-- START Task material --
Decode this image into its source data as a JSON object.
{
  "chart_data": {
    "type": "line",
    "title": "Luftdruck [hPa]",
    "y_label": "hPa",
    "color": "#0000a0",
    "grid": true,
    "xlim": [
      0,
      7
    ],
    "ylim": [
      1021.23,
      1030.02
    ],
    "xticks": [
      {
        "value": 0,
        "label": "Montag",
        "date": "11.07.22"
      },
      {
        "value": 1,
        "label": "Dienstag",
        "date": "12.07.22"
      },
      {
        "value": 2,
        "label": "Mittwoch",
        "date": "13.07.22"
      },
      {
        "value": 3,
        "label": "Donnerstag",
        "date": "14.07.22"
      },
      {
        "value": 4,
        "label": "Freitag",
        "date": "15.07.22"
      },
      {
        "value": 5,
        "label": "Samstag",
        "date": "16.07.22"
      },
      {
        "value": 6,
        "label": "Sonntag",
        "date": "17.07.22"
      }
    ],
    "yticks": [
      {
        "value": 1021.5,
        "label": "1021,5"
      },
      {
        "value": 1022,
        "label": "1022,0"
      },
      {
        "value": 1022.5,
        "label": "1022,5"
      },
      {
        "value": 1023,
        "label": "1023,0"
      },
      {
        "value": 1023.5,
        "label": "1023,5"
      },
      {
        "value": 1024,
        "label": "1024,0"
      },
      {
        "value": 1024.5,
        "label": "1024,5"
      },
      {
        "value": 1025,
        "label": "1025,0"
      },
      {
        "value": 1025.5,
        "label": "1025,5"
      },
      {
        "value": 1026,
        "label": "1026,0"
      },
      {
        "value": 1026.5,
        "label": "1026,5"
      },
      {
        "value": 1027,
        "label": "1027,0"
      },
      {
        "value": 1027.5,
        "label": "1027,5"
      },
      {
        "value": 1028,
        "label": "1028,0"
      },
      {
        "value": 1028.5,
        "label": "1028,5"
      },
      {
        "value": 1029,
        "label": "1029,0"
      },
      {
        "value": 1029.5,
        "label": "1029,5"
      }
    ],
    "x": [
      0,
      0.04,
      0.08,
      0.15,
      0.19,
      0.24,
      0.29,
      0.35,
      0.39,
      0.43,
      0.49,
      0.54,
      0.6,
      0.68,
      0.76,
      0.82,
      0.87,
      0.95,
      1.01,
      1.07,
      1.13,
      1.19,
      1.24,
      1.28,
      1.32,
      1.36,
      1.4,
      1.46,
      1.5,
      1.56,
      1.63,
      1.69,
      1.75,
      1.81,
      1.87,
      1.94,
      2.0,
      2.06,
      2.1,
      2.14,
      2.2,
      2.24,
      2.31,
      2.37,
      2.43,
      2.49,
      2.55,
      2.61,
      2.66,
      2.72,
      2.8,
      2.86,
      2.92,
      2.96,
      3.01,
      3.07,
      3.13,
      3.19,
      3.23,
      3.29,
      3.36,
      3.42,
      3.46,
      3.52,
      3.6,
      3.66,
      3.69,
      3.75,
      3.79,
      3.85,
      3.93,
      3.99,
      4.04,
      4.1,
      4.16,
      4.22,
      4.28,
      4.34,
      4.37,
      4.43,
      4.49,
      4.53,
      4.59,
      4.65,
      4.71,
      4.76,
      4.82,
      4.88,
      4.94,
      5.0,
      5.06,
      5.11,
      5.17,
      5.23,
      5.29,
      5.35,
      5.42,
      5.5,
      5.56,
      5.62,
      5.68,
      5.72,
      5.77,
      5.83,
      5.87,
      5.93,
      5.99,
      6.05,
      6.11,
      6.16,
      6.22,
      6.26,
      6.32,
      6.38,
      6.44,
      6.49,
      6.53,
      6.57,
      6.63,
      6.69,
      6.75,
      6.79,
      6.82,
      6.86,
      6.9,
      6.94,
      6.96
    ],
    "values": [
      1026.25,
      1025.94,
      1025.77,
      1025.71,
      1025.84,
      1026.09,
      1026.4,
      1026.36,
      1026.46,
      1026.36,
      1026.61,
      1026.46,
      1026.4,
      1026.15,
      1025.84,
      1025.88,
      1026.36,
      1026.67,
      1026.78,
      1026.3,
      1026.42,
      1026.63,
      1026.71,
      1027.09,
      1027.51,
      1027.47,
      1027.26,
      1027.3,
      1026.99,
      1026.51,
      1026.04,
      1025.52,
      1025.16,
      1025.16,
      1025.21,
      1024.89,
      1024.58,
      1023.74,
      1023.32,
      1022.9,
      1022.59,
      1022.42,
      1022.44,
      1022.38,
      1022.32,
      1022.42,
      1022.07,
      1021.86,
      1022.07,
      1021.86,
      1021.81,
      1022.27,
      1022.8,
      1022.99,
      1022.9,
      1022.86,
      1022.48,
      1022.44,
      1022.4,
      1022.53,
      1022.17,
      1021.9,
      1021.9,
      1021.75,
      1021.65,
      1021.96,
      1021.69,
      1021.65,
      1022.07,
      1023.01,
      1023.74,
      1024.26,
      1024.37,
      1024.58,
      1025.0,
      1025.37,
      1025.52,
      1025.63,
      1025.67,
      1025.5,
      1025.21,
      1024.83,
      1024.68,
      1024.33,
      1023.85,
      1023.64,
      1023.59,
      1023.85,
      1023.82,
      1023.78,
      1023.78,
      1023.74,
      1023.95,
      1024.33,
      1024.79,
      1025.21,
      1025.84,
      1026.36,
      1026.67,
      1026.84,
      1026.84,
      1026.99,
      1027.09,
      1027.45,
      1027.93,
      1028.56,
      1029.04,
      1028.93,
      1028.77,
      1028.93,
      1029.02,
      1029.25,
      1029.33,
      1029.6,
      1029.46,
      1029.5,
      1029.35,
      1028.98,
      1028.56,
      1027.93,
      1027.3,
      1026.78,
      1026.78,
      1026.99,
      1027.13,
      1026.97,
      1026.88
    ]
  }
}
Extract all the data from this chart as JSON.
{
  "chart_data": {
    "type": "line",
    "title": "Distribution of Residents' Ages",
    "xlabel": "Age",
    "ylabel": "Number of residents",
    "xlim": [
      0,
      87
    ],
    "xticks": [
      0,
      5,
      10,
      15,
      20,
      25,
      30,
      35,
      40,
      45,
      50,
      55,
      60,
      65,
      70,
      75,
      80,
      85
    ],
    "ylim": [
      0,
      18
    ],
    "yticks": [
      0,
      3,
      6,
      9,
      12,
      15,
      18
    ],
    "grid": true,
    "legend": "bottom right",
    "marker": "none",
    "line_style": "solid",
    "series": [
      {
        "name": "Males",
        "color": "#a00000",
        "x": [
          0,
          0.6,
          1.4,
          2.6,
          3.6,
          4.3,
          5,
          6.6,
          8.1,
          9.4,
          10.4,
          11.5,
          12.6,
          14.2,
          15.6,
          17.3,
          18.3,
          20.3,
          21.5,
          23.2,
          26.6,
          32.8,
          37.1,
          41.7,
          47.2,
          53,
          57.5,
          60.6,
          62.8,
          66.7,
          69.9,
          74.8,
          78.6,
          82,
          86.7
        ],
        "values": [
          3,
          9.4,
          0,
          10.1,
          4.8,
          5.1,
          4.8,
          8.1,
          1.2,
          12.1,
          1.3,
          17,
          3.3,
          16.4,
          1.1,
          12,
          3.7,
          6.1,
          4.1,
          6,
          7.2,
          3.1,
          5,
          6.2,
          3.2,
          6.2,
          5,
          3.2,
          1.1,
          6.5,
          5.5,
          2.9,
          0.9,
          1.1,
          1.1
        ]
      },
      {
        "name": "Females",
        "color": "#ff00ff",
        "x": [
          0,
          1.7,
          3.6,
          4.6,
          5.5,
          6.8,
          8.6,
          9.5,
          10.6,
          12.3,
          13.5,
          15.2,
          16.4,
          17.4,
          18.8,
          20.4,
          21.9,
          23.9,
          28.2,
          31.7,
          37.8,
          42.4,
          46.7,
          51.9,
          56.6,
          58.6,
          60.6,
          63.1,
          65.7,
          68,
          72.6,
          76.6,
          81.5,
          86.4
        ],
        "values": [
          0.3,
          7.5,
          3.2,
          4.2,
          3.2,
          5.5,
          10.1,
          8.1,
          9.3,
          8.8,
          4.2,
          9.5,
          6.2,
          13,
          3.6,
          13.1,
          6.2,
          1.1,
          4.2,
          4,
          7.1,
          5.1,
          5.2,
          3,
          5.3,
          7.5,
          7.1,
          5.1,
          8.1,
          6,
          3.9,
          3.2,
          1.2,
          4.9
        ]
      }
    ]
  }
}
-- END Task material --
Look over the material above and show each line where "title" appears.

    "title": "Luftdruck [hPa]",
    "title": "Distribution of Residents' Ages",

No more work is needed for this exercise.